Excerpt from a dataset

>> Begin

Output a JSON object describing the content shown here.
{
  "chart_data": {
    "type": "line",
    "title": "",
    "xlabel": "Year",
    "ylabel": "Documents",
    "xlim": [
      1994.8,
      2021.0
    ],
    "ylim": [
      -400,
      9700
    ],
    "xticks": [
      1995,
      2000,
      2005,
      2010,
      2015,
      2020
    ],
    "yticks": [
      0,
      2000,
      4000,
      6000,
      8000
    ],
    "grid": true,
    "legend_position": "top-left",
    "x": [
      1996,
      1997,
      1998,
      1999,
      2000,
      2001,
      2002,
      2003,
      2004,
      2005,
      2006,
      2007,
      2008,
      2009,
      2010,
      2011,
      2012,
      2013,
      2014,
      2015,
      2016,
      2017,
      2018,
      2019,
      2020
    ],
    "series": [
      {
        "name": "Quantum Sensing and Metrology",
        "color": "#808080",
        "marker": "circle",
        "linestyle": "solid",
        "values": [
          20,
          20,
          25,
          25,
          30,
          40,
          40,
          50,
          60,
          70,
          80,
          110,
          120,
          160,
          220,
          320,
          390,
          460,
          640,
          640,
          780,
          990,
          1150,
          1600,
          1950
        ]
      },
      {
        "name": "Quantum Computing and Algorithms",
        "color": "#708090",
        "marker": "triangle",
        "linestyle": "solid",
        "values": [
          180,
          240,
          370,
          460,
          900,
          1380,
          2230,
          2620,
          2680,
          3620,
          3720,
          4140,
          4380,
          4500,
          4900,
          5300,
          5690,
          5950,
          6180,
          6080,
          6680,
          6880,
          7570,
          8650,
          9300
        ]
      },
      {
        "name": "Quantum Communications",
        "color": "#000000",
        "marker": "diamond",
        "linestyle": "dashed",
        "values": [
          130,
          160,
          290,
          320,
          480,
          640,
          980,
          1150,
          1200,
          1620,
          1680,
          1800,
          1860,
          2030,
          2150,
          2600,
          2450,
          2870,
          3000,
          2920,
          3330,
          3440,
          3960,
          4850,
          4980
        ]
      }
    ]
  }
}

>> End

Give every line of the material that includes the string "color".

        "color": "#808080",
        "color": "#708090",
        "color": "#000000",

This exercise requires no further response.